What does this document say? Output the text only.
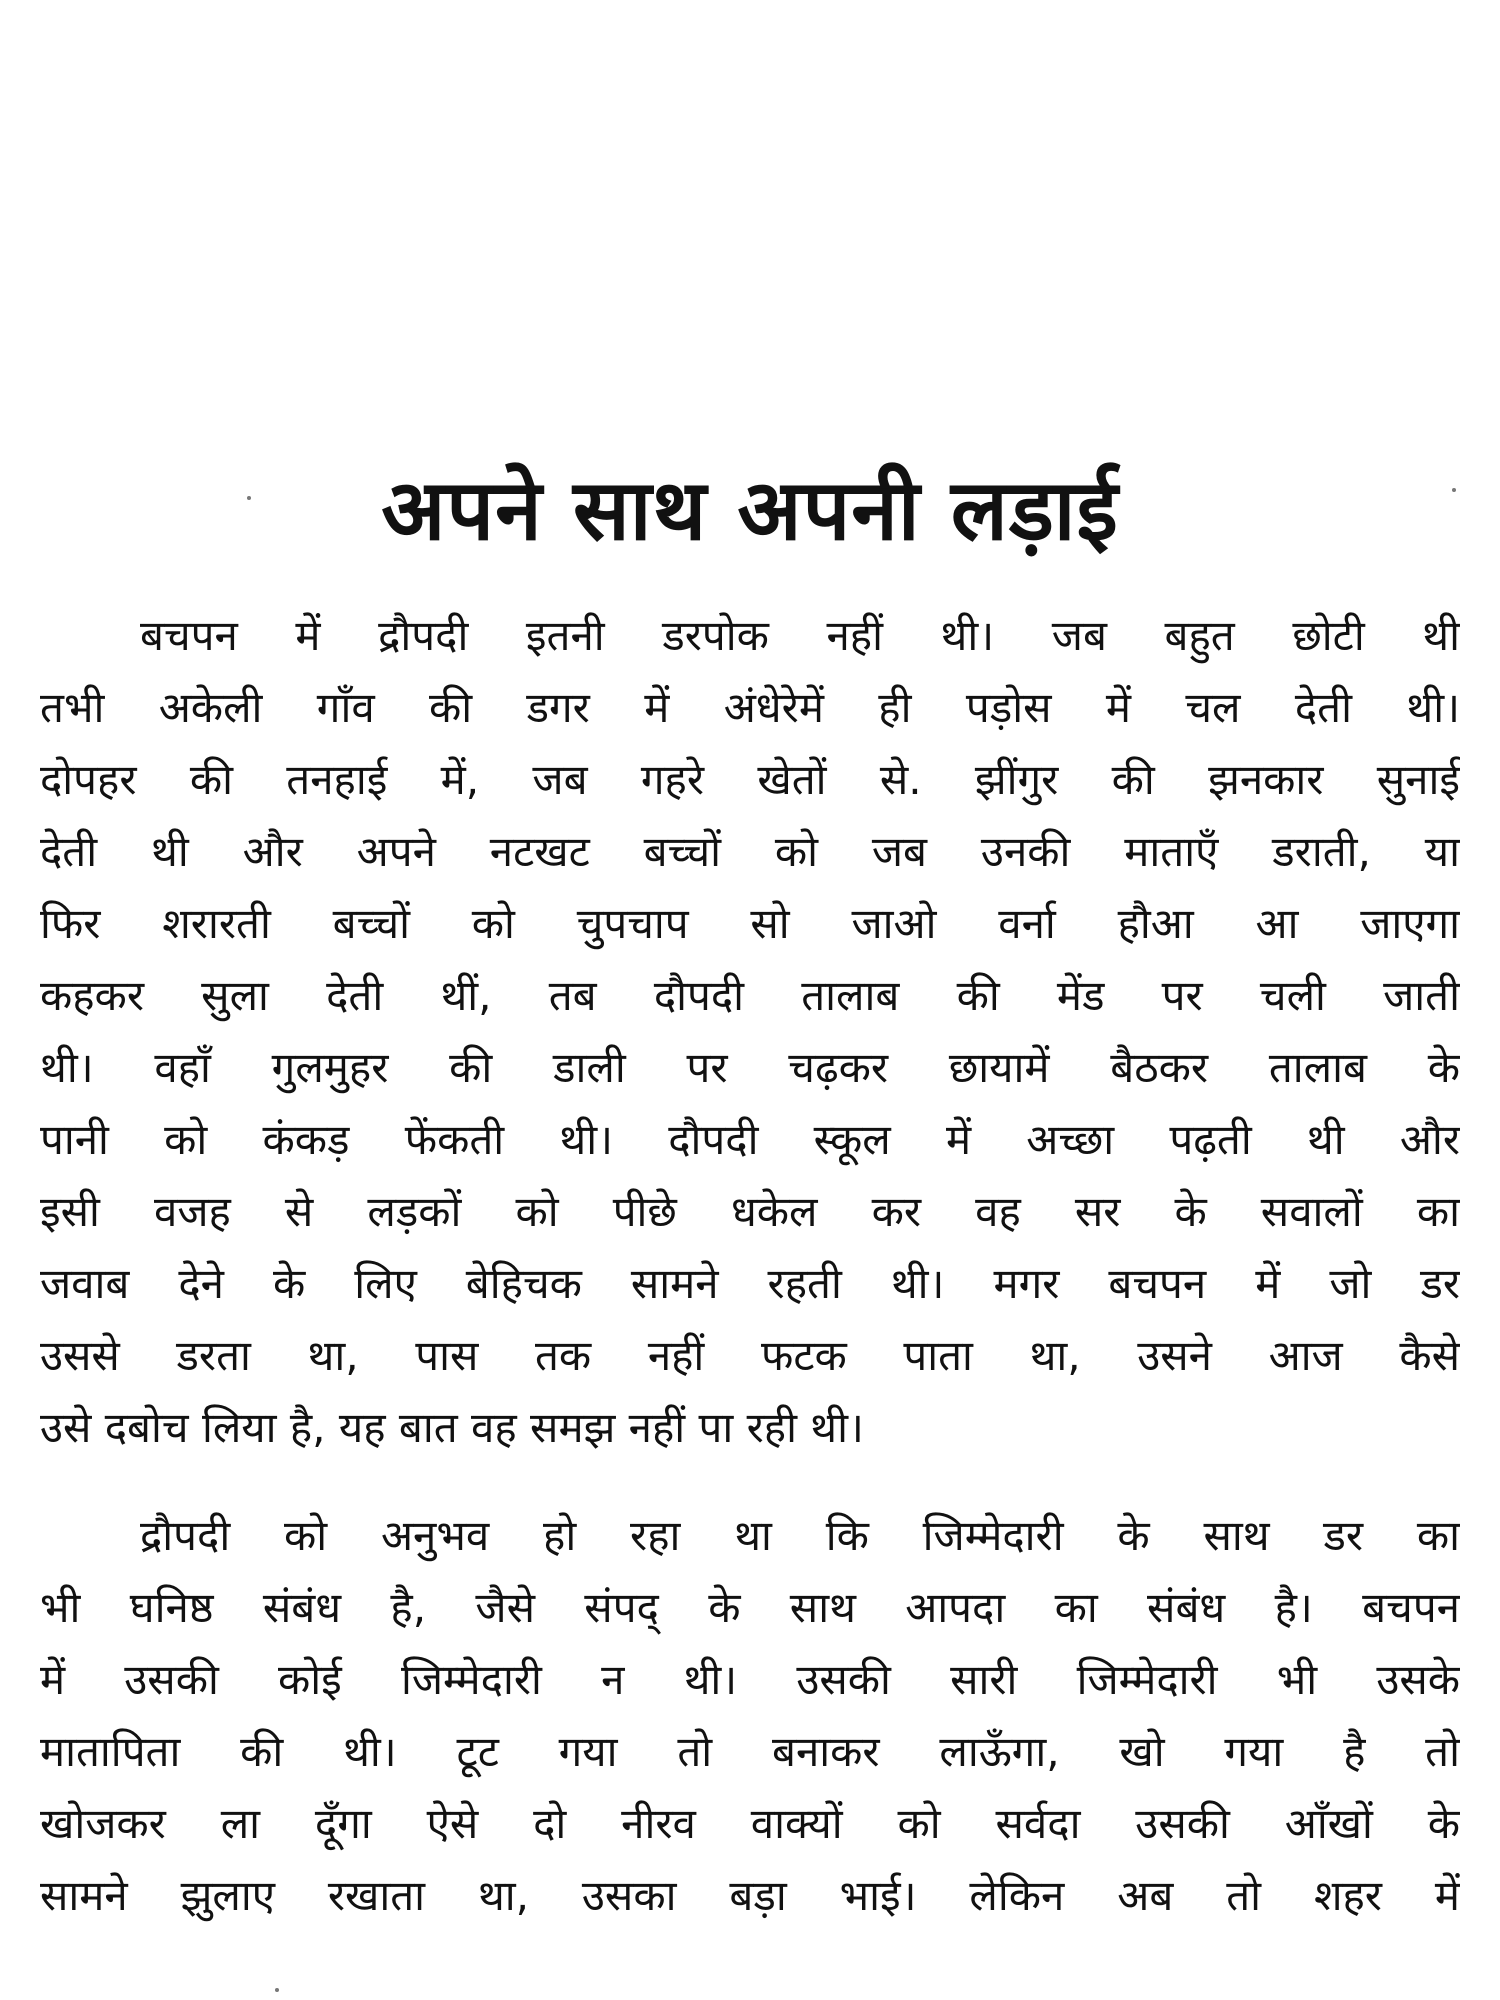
अपने साथ अपनी लड़ाई
बचपन में द्रौपदी इतनी डरपोक नहीं थी। जब बहुत छोटी थी
तभी अकेली गाँव की डगर में अंधेरेमें ही पड़ोस में चल देती थी।
दोपहर की तनहाई में, जब गहरे खेतों से. झींगुर की झनकार सुनाई
देती थी और अपने नटखट बच्चों को जब उनकी माताएँ डराती, या
फिर शरारती बच्चों को चुपचाप सो जाओ वर्ना हौआ आ जाएगा
कहकर सुला देती थीं, तब दौपदी तालाब की मेंड पर चली जाती
थी। वहाँ गुलमुहर की डाली पर चढ़कर छायामें बैठकर तालाब के
पानी को कंकड़ फेंकती थी। दौपदी स्कूल में अच्छा पढ़ती थी और
इसी वजह से लड़कों को पीछे धकेल कर वह सर के सवालों का
जवाब देने के लिए बेहिचक सामने रहती थी। मगर बचपन में जो डर
उससे डरता था, पास तक नहीं फटक पाता था, उसने आज कैसे
उसे दबोच लिया है, यह बात वह समझ नहीं पा रही थी।
द्रौपदी को अनुभव हो रहा था कि जिम्मेदारी के साथ डर का
भी घनिष्ठ संबंध है, जैसे संपद् के साथ आपदा का संबंध है। बचपन
में उसकी कोई जिम्मेदारी न थी। उसकी सारी जिम्मेदारी भी उसके
मातापिता की थी। टूट गया तो बनाकर लाऊँगा, खो गया है तो
खोजकर ला दूँगा ऐसे दो नीरव वाक्यों को सर्वदा उसकी आँखों के
सामने झुलाए रखाता था, उसका बड़ा भाई। लेकिन अब तो शहर में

——————

_To be done_
Write out every line of the entries that holds the word "बचपन".

_Exercise solution_
बचपन में द्रौपदी इतनी डरपोक नहीं थी। जब बहुत छोटी थी
जवाब देने के लिए बेहिचक सामने रहती थी। मगर बचपन में जो डर
भी घनिष्ठ संबंध है, जैसे संपद् के साथ आपदा का संबंध है। बचपन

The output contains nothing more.